- [TASK]: Once the images are set aside, return every entry exactly.

---*---

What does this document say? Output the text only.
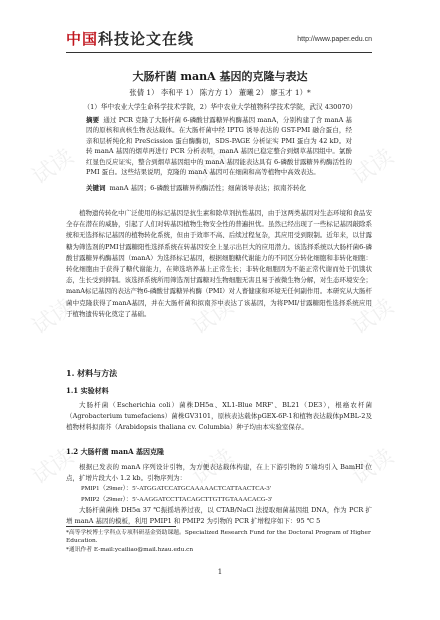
中国科技论文在线	http://www.paper.edu.cn
大肠杆菌 manA 基因的克隆与表达
张倩 1） 李和平 1） 陈方方 1） 董曦 2） 廖玉才 1）*
（1）华中农业大学生命科学技术学院，2）华中农业大学植物科学技术学院，武汉 430070）
摘要 通过 PCR 克隆了大肠杆菌 6-磷酸甘露糖异构酶基因 manA，分别构建了含 manA 基因的原核和真核生物表达载体。在大肠杆菌中经 IPTG 诱导表达的 GST-PMI 融合蛋白，经亲和层析纯化和 PreScission 蛋白酶酶切，SDS-PAGE 分析证实 PMI 蛋白为 42 kD。对转 manA 基因的烟草再进行 PCR 分析表明，manA 基因已稳定整合到烟草基因组中。氯酚红显色反应证实，整合到烟草基因组中的 manA 基因能表达具有 6-磷酸甘露糖异构酶活性的 PMI 蛋白。这些结果说明，克隆的 manA 基因可在细菌和高等植物中高效表达。
关键词 manA 基因；6-磷酸甘露糖异构酶活性；细菌诱导表达；拟南芥转化

植物遗传转化中广泛使用的标记基因是抗生素和除草剂抗性基因，由于这两类基因对生态环境和食品安全存在潜在的威胁，引起了人们对转基因植物生物安全性的普遍担忧。虽然已经出现了一些标记基因敲除系统和无选择标记基因的植物转化系统，但由于效率不高、后续过程复杂，其应用受到限制。近年来，以甘露糖为筛选剂的PMI甘露糖阳性选择系统在转基因安全上显示出巨大的应用潜力。该选择系统以大肠杆菌6-磷酸甘露糖异构酶基因（manA）为选择标记基因，根据细胞糖代谢能力的不同区分转化细胞和非转化细胞：转化细胞由于获得了糖代谢能力，在筛选培养基上正常生长；非转化细胞因为不能正常代谢而处于饥饿状态，生长受到抑制。该选择系统所用筛选剂甘露糖对生物细胞无害且易于被微生物分解，对生态环境安全；manA标记基因的表达产物6-磷酸甘露糖异构酶（PMI）对人畜健康和环境无任何副作用。本研究从大肠杆菌中克隆获得了manA基因，并在大肠杆菌和拟南芥中表达了该基因，为将PMI/甘露糖阳性选择系统应用于植物遗传转化奠定了基础。

1. 材料与方法
1.1 实验材料

大肠杆菌（Escherichia coli）菌株DH5α、XL1-Blue MRF'、BL21（DE3），根癌农杆菌（Agrobacterium tumefaciens）菌株GV3101，原核表达载体pGEX-6P-1和植物表达载体pMBL-2及植物材料拟南芥（Arabidopsis thaliana cv. Columbia）种子均由本实验室保存。

1.2 大肠杆菌 manA 基因克隆

根据已发表的 manA 序列设计引物，为方便表达载体构建，在上下游引物的 5′端均引入 BamHI 位点，扩增片段大小 1.2 kb。引物序列为：

PMIP1（29mer）：5′-ATGGATCCATGCAAAAACTCATTAACTCA-3′
PMIP2（29mer）：5′-AAGGATCCTTACAGCTTGTTGTAAACACG-3′

大肠杆菌菌株 DH5α 37 ℃振摇培养过夜，以 CTAB/NaCl 法提取细菌基因组 DNA，作为 PCR 扩增 manA 基因的模板，利用 PMIP1 和 PMIP2 为引物的 PCR 扩增程序如下：95 ℃ 5

*高等学校博士学科点专项科研基金资助课题。Specialized Research Fund for the Doctoral Program of Higher Education.
*通讯作者 E-mail:ycailiao@mail.hzau.edu.cn
1
试读	试读	试读
试读	试读	试读
试读	试读	试读
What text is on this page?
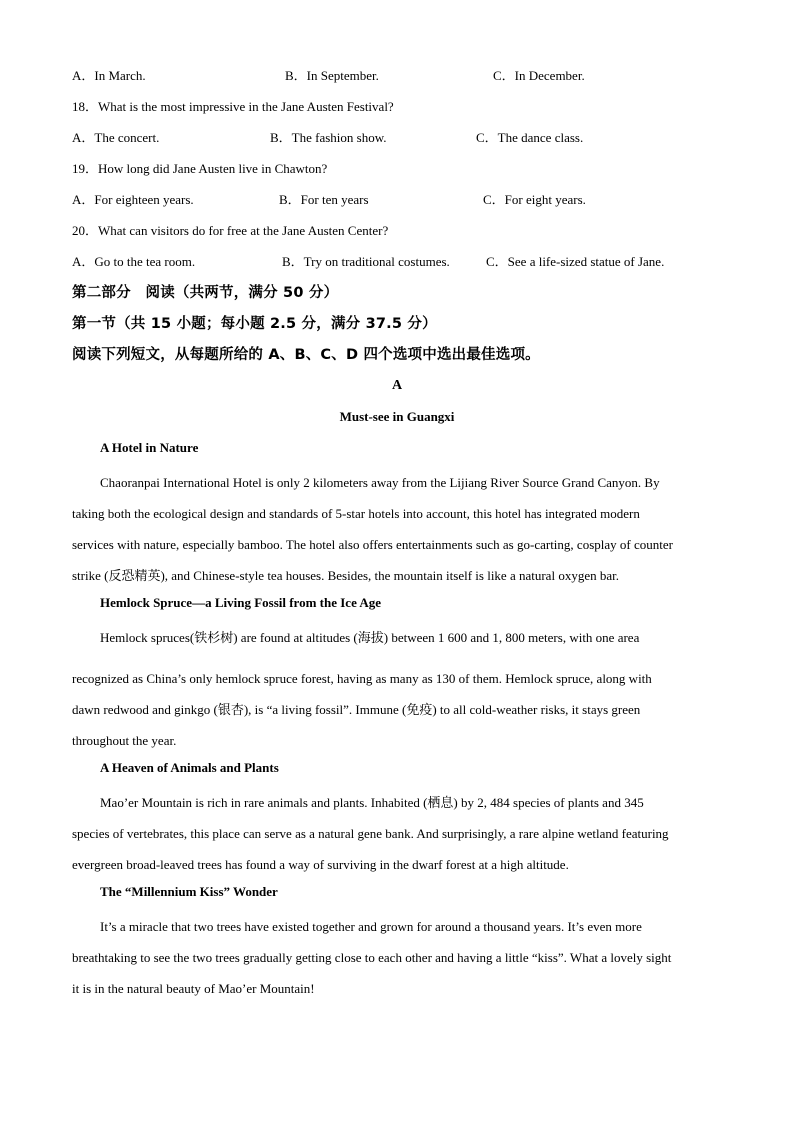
A．In March.	B．In September.	C．In December.
18．What is the most impressive in the Jane Austen Festival?
A．The concert.	B．The fashion show.	C．The dance class.
19．How long did Jane Austen live in Chawton?
A．For eighteen years.	B．For ten years	C．For eight years.
20．What can visitors do for free at the Jane Austen Center?
A．Go to the tea room.	B．Try on traditional costumes.	C．See a life-sized statue of Jane.
第二部分　阅读（共两节，满分 50 分）
第一节（共 15 小题；每小题 2.5 分，满分 37.5 分）
阅读下列短文，从每题所给的 A、B、C、D 四个选项中选出最佳选项。
A
Must-see in Guangxi
A Hotel in Nature
Chaoranpai International Hotel is only 2 kilometers away from the Lijiang River Source Grand Canyon. By
taking both the ecological design and standards of 5-star hotels into account, this hotel has integrated modern
services with nature, especially bamboo. The hotel also offers entertainments such as go-carting, cosplay of counter
strike (反恐精英), and Chinese-style tea houses. Besides, the mountain itself is like a natural oxygen bar.
Hemlock Spruce—a Living Fossil from the Ice Age
Hemlock spruces(铁杉树) are found at altitudes (海拔) between 1 600 and 1, 800 meters, with one area
recognized as China’s only hemlock spruce forest, having as many as 130 of them. Hemlock spruce, along with
dawn redwood and ginkgo (银杏), is “a living fossil”. Immune (免疫) to all cold-weather risks, it stays green
throughout the year.
A Heaven of Animals and Plants
Mao’er Mountain is rich in rare animals and plants. Inhabited (栖息) by 2, 484 species of plants and 345
species of vertebrates, this place can serve as a natural gene bank. And surprisingly, a rare alpine wetland featuring
evergreen broad-leaved trees has found a way of surviving in the dwarf forest at a high altitude.
The “Millennium Kiss” Wonder
It’s a miracle that two trees have existed together and grown for around a thousand years. It’s even more
breathtaking to see the two trees gradually getting close to each other and having a little “kiss”. What a lovely sight
it is in the natural beauty of Mao’er Mountain!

---*---

- [RESPONSE AREA]:
What does this document say? Output the text only.
中国科技论文在线	http://www.paper.edu.cn
大肠杆菌 manA 基因的克隆与表达
张倩 1） 李和平 1） 陈方方 1） 董曦 2） 廖玉才 1）*
（1）华中农业大学生命科学技术学院，2）华中农业大学植物科学技术学院，武汉 430070）
摘要 通过 PCR 克隆了大肠杆菌 6-磷酸甘露糖异构酶基因 manA，分别构建了含 manA 基因的原核和真核生物表达载体。在大肠杆菌中经 IPTG 诱导表达的 GST-PMI 融合蛋白，经亲和层析纯化和 PreScission 蛋白酶酶切，SDS-PAGE 分析证实 PMI 蛋白为 42 kD。对转 manA 基因的烟草再进行 PCR 分析表明，manA 基因已稳定整合到烟草基因组中。氯酚红显色反应证实，整合到烟草基因组中的 manA 基因能表达具有 6-磷酸甘露糖异构酶活性的 PMI 蛋白。这些结果说明，克隆的 manA 基因可在细菌和高等植物中高效表达。
关键词 manA 基因；6-磷酸甘露糖异构酶活性；细菌诱导表达；拟南芥转化

植物遗传转化中广泛使用的标记基因是抗生素和除草剂抗性基因，由于这两类基因对生态环境和食品安全存在潜在的威胁，引起了人们对转基因植物生物安全性的普遍担忧。虽然已经出现了一些标记基因敲除系统和无选择标记基因的植物转化系统，但由于效率不高、后续过程复杂，其应用受到限制。近年来，以甘露糖为筛选剂的PMI甘露糖阳性选择系统在转基因安全上显示出巨大的应用潜力。该选择系统以大肠杆菌6-磷酸甘露糖异构酶基因（manA）为选择标记基因，根据细胞糖代谢能力的不同区分转化细胞和非转化细胞：转化细胞由于获得了糖代谢能力，在筛选培养基上正常生长；非转化细胞因为不能正常代谢而处于饥饿状态，生长受到抑制。该选择系统所用筛选剂甘露糖对生物细胞无害且易于被微生物分解，对生态环境安全；manA标记基因的表达产物6-磷酸甘露糖异构酶（PMI）对人畜健康和环境无任何副作用。本研究从大肠杆菌中克隆获得了manA基因，并在大肠杆菌和拟南芥中表达了该基因，为将PMI/甘露糖阳性选择系统应用于植物遗传转化奠定了基础。

1. 材料与方法
1.1 实验材料

大肠杆菌（Escherichia coli）菌株DH5α、XL1-Blue MRF'、BL21（DE3），根癌农杆菌（Agrobacterium tumefaciens）菌株GV3101，原核表达载体pGEX-6P-1和植物表达载体pMBL-2及植物材料拟南芥（Arabidopsis thaliana cv. Columbia）种子均由本实验室保存。

1.2 大肠杆菌 manA 基因克隆

根据已发表的 manA 序列设计引物，为方便表达载体构建，在上下游引物的 5′端均引入 BamHI 位点，扩增片段大小 1.2 kb。引物序列为：

PMIP1（29mer）：5′-ATGGATCCATGCAAAAACTCATTAACTCA-3′
PMIP2（29mer）：5′-AAGGATCCTTACAGCTTGTTGTAAACACG-3′

大肠杆菌菌株 DH5α 37 ℃振摇培养过夜，以 CTAB/NaCl 法提取细菌基因组 DNA，作为 PCR 扩增 manA 基因的模板，利用 PMIP1 和 PMIP2 为引物的 PCR 扩增程序如下：95 ℃ 5

*高等学校博士学科点专项科研基金资助课题。Specialized Research Fund for the Doctoral Program of Higher Education.
*通讯作者 E-mail:ycailiao@mail.hzau.edu.cn
1
试读	试读	试读
试读	试读	试读
试读	试读	试读
What text is on this page?
A．In March.	B．In September.	C．In December.
18．What is the most impressive in the Jane Austen Festival?
A．The concert.	B．The fashion show.	C．The dance class.
19．How long did Jane Austen live in Chawton?
A．For eighteen years.	B．For ten years	C．For eight years.
20．What can visitors do for free at the Jane Austen Center?
A．Go to the tea room.	B．Try on traditional costumes.	C．See a life-sized statue of Jane.
第二部分　阅读（共两节，满分 50 分）
第一节（共 15 小题；每小题 2.5 分，满分 37.5 分）
阅读下列短文，从每题所给的 A、B、C、D 四个选项中选出最佳选项。
A
Must-see in Guangxi
A Hotel in Nature
Chaoranpai International Hotel is only 2 kilometers away from the Lijiang River Source Grand Canyon. By
taking both the ecological design and standards of 5-star hotels into account, this hotel has integrated modern
services with nature, especially bamboo. The hotel also offers entertainments such as go-carting, cosplay of counter
strike (反恐精英), and Chinese-style tea houses. Besides, the mountain itself is like a natural oxygen bar.
Hemlock Spruce—a Living Fossil from the Ice Age
Hemlock spruces(铁杉树) are found at altitudes (海拔) between 1 600 and 1, 800 meters, with one area
recognized as China’s only hemlock spruce forest, having as many as 130 of them. Hemlock spruce, along with
dawn redwood and ginkgo (银杏), is “a living fossil”. Immune (免疫) to all cold-weather risks, it stays green
throughout the year.
A Heaven of Animals and Plants
Mao’er Mountain is rich in rare animals and plants. Inhabited (栖息) by 2, 484 species of plants and 345
species of vertebrates, this place can serve as a natural gene bank. And surprisingly, a rare alpine wetland featuring
evergreen broad-leaved trees has found a way of surviving in the dwarf forest at a high altitude.
The “Millennium Kiss” Wonder
It’s a miracle that two trees have existed together and grown for around a thousand years. It’s even more
breathtaking to see the two trees gradually getting close to each other and having a little “kiss”. What a lovely sight
it is in the natural beauty of Mao’er Mountain!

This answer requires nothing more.